■ **TASK STATEMENT**: Transcribe the data in full and exactly, omitting any pictures.

■ **GIVEN DATA**:
○ ○ ○

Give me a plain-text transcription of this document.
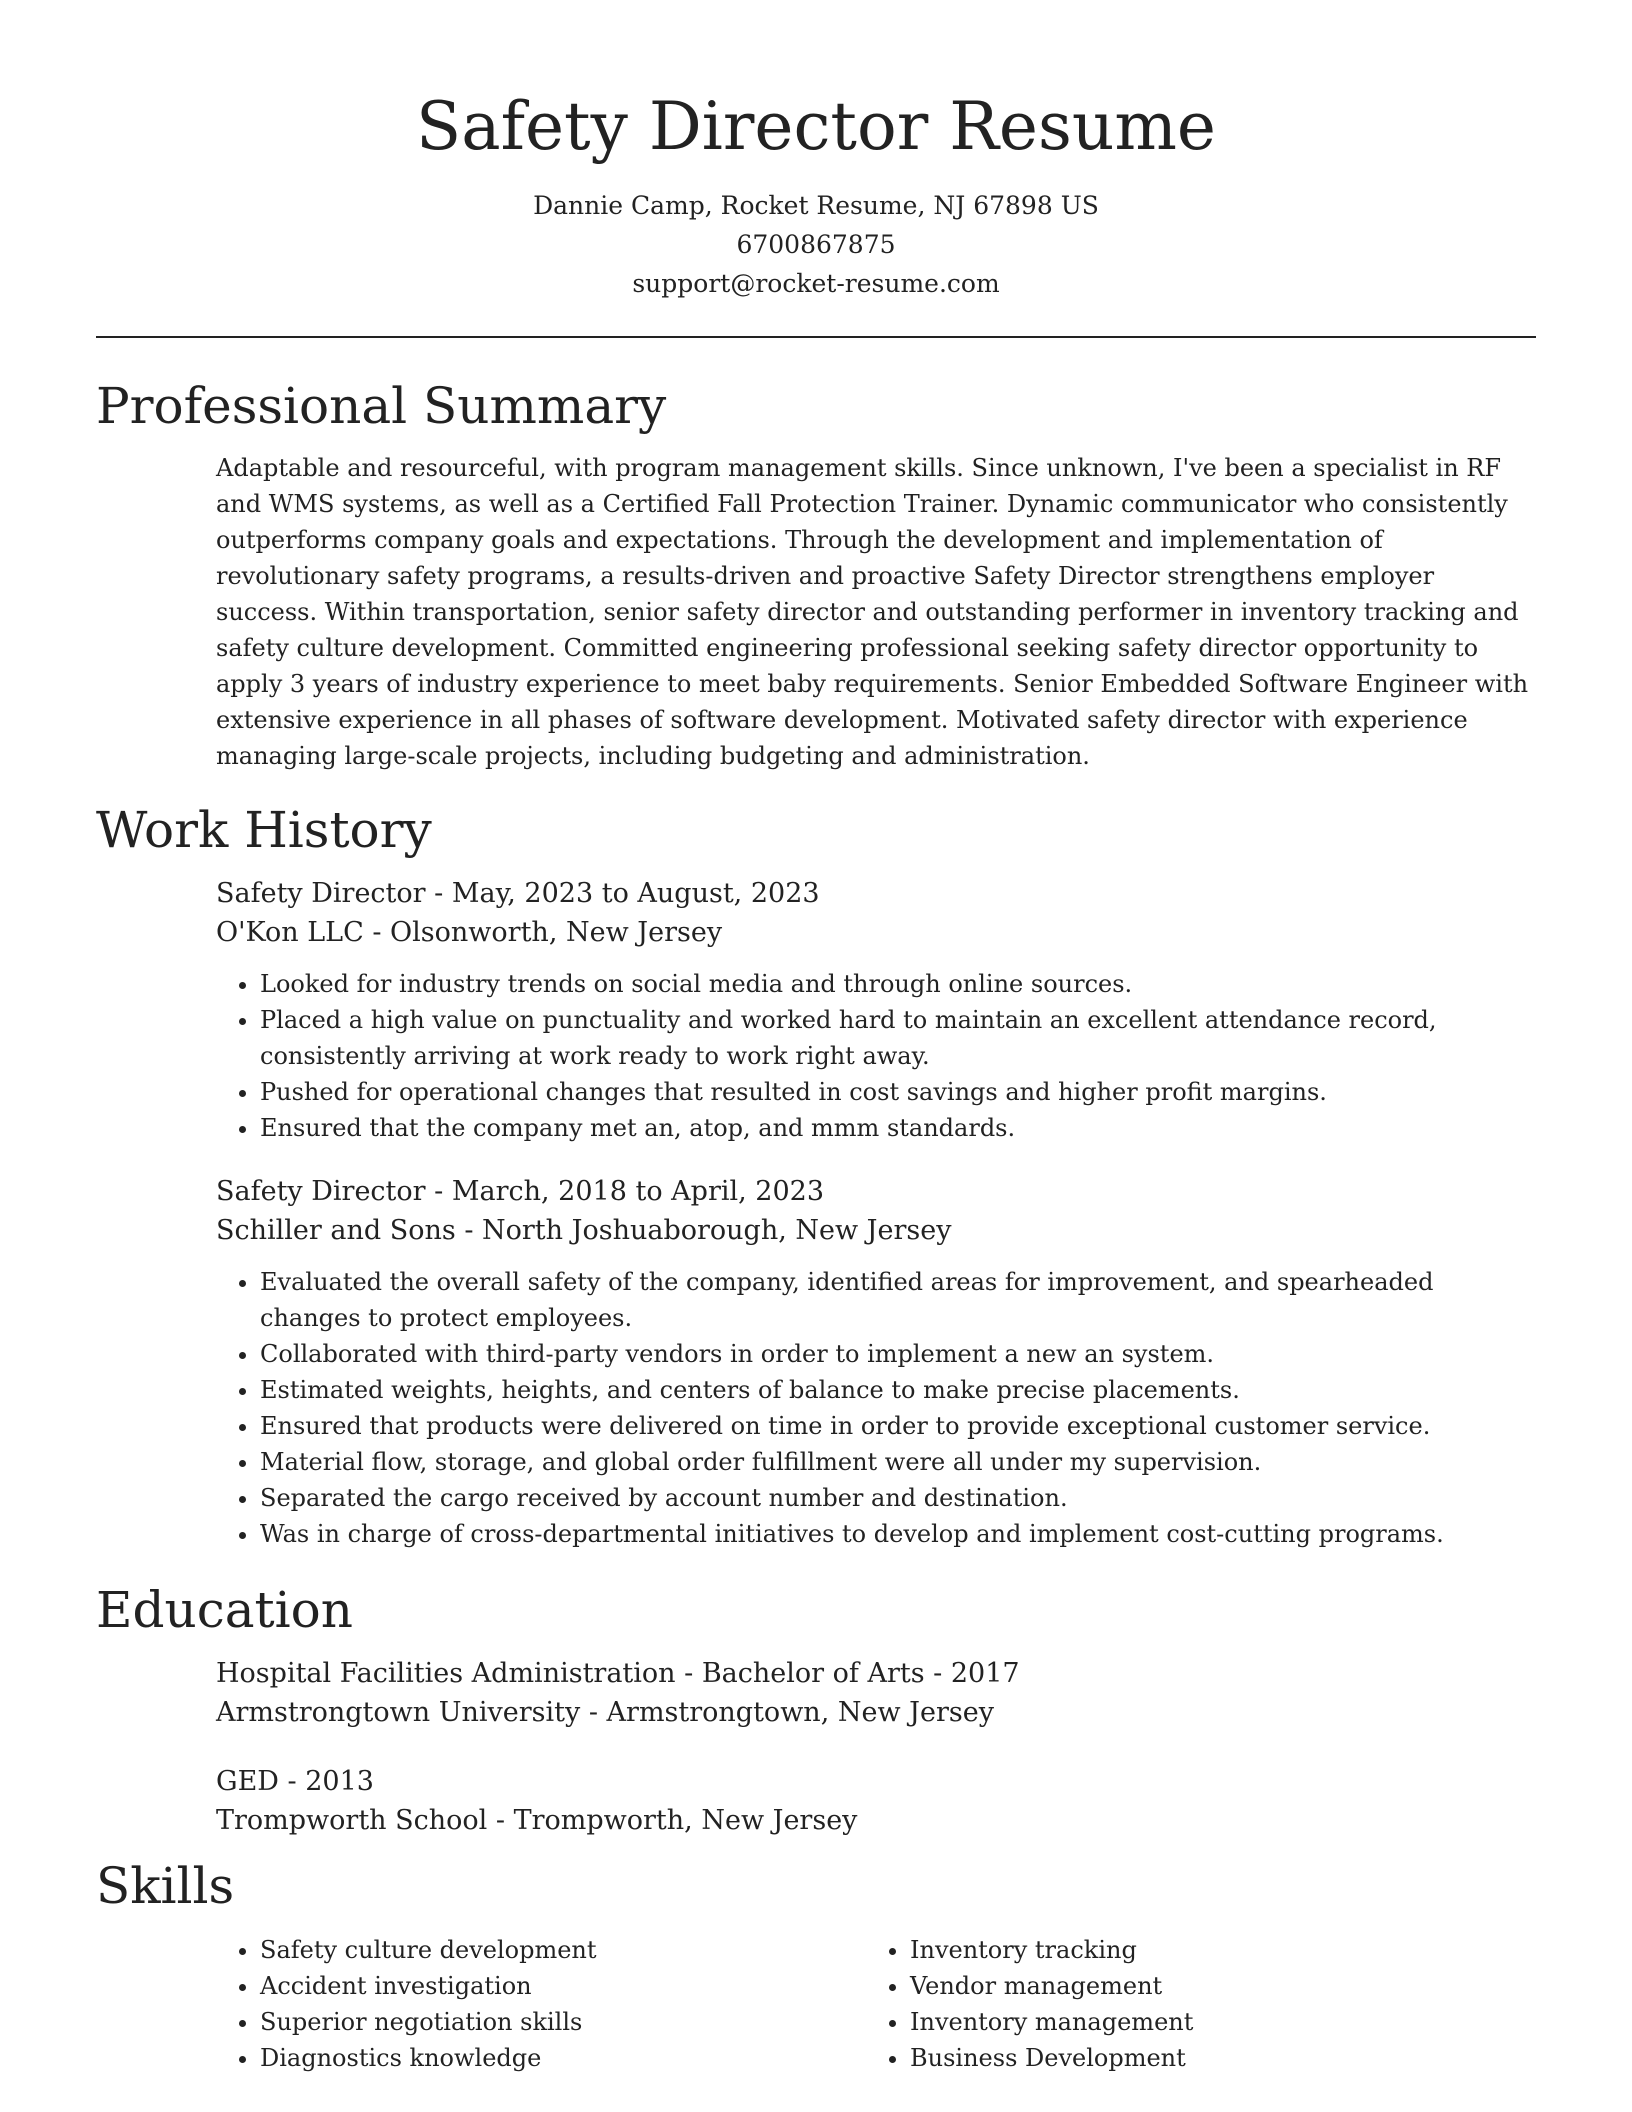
Safety Director Resume
Dannie Camp, Rocket Resume, NJ 67898 US
6700867875
support@rocket-resume.com
Professional Summary

Adaptable and resourceful, with program management skills. Since unknown, I've been a specialist in RF and WMS systems, as well as a Certified Fall Protection Trainer. Dynamic communicator who consistently outperforms company goals and expectations. Through the development and implementation of revolutionary safety programs, a results-driven and proactive Safety Director strengthens employer success. Within transportation, senior safety director and outstanding performer in inventory tracking and safety culture development. Committed engineering professional seeking safety director opportunity to apply 3 years of industry experience to meet baby requirements. Senior Embedded Software Engineer with extensive experience in all phases of software development. Motivated safety director with experience managing large-scale projects, including budgeting and administration.

Work History
Safety Director - May, 2023 to August, 2023
O'Kon LLC - Olsonworth, New Jersey
• Looked for industry trends on social media and through online sources.
• Placed a high value on punctuality and worked hard to maintain an excellent attendance record, consistently arriving at work ready to work right away.
• Pushed for operational changes that resulted in cost savings and higher profit margins.
• Ensured that the company met an, atop, and mmm standards.
Safety Director - March, 2018 to April, 2023
Schiller and Sons - North Joshuaborough, New Jersey
• Evaluated the overall safety of the company, identified areas for improvement, and spearheaded changes to protect employees.
• Collaborated with third-party vendors in order to implement a new an system.
• Estimated weights, heights, and centers of balance to make precise placements.
• Ensured that products were delivered on time in order to provide exceptional customer service.
• Material flow, storage, and global order fulfillment were all under my supervision.
• Separated the cargo received by account number and destination.
• Was in charge of cross-departmental initiatives to develop and implement cost-cutting programs.
Education
Hospital Facilities Administration - Bachelor of Arts - 2017
Armstrongtown University - Armstrongtown, New Jersey
GED - 2013
Trompworth School - Trompworth, New Jersey
Skills
• Safety culture development
• Accident investigation
• Superior negotiation skills
• Diagnostics knowledge
• Inventory tracking
• Vendor management
• Inventory management
• Business Development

○ ○ ○

■ **REPLY TO THE EXERCISE**:
Give me a plain-text transcription of this document.
Safety Director Resume
Dannie Camp, Rocket Resume, NJ 67898 US
6700867875
support@rocket-resume.com
Professional Summary

Adaptable and resourceful, with program management skills. Since unknown, I've been a specialist in RF and WMS systems, as well as a Certified Fall Protection Trainer. Dynamic communicator who consistently outperforms company goals and expectations. Through the development and implementation of revolutionary safety programs, a results-driven and proactive Safety Director strengthens employer success. Within transportation, senior safety director and outstanding performer in inventory tracking and safety culture development. Committed engineering professional seeking safety director opportunity to apply 3 years of industry experience to meet baby requirements. Senior Embedded Software Engineer with extensive experience in all phases of software development. Motivated safety director with experience managing large-scale projects, including budgeting and administration.

Work History
Safety Director - May, 2023 to August, 2023
O'Kon LLC - Olsonworth, New Jersey
• Looked for industry trends on social media and through online sources.
• Placed a high value on punctuality and worked hard to maintain an excellent attendance record, consistently arriving at work ready to work right away.
• Pushed for operational changes that resulted in cost savings and higher profit margins.
• Ensured that the company met an, atop, and mmm standards.
Safety Director - March, 2018 to April, 2023
Schiller and Sons - North Joshuaborough, New Jersey
• Evaluated the overall safety of the company, identified areas for improvement, and spearheaded changes to protect employees.
• Collaborated with third-party vendors in order to implement a new an system.
• Estimated weights, heights, and centers of balance to make precise placements.
• Ensured that products were delivered on time in order to provide exceptional customer service.
• Material flow, storage, and global order fulfillment were all under my supervision.
• Separated the cargo received by account number and destination.
• Was in charge of cross-departmental initiatives to develop and implement cost-cutting programs.
Education
Hospital Facilities Administration - Bachelor of Arts - 2017
Armstrongtown University - Armstrongtown, New Jersey
GED - 2013
Trompworth School - Trompworth, New Jersey
Skills
• Safety culture development
• Accident investigation
• Superior negotiation skills
• Diagnostics knowledge
• Inventory tracking
• Vendor management
• Inventory management
• Business Development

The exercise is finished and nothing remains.